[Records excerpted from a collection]
## Begin
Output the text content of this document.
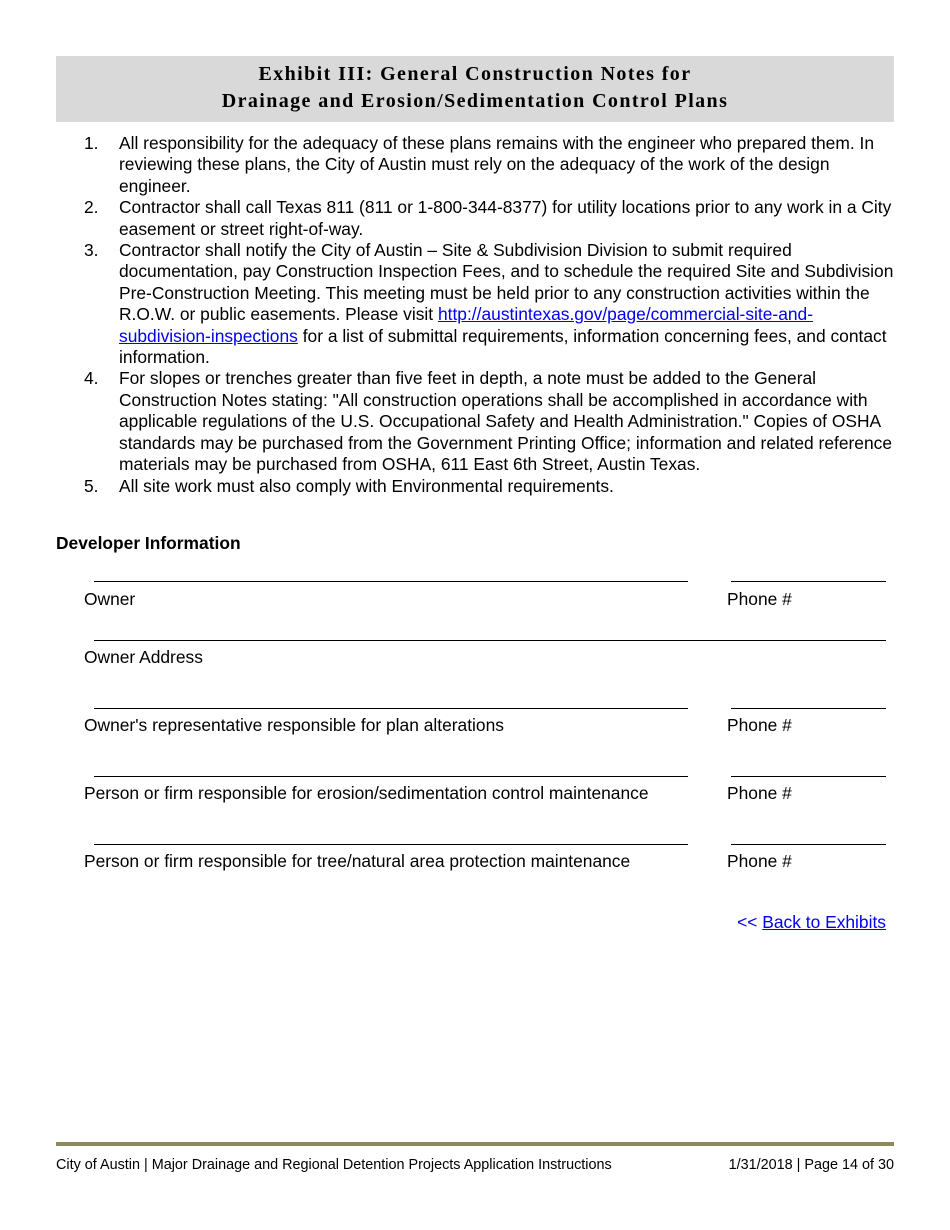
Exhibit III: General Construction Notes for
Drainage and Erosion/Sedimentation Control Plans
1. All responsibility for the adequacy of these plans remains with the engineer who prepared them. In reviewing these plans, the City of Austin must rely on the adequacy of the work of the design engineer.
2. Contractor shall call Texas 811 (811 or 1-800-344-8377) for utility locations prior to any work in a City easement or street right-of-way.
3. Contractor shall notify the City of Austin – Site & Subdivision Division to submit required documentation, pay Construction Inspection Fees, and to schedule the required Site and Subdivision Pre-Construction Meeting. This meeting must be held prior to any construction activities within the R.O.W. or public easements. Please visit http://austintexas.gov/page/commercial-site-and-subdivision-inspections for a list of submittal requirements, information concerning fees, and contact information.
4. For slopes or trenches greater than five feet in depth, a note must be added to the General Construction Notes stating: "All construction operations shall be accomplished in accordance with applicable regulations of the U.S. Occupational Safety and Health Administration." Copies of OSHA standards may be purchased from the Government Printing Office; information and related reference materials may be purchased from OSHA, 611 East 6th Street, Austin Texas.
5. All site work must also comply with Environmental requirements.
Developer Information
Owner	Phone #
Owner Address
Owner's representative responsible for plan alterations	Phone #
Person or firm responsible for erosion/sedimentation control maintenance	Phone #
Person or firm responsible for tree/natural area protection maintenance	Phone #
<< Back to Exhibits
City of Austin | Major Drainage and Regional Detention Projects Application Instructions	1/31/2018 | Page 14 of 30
## End
Work instructions - The listing above needs to be output again exactly. Don't include the pictures.

Result of the task -
Output the text content of this document.
Exhibit III: General Construction Notes for
Drainage and Erosion/Sedimentation Control Plans
1. All responsibility for the adequacy of these plans remains with the engineer who prepared them. In reviewing these plans, the City of Austin must rely on the adequacy of the work of the design engineer.
2. Contractor shall call Texas 811 (811 or 1-800-344-8377) for utility locations prior to any work in a City easement or street right-of-way.
3. Contractor shall notify the City of Austin – Site & Subdivision Division to submit required documentation, pay Construction Inspection Fees, and to schedule the required Site and Subdivision Pre-Construction Meeting. This meeting must be held prior to any construction activities within the R.O.W. or public easements. Please visit http://austintexas.gov/page/commercial-site-and-subdivision-inspections for a list of submittal requirements, information concerning fees, and contact information.
4. For slopes or trenches greater than five feet in depth, a note must be added to the General Construction Notes stating: "All construction operations shall be accomplished in accordance with applicable regulations of the U.S. Occupational Safety and Health Administration." Copies of OSHA standards may be purchased from the Government Printing Office; information and related reference materials may be purchased from OSHA, 611 East 6th Street, Austin Texas.
5. All site work must also comply with Environmental requirements.
Developer Information
Owner	Phone #
Owner Address
Owner's representative responsible for plan alterations	Phone #
Person or firm responsible for erosion/sedimentation control maintenance	Phone #
Person or firm responsible for tree/natural area protection maintenance	Phone #
<< Back to Exhibits
City of Austin | Major Drainage and Regional Detention Projects Application Instructions	1/31/2018 | Page 14 of 30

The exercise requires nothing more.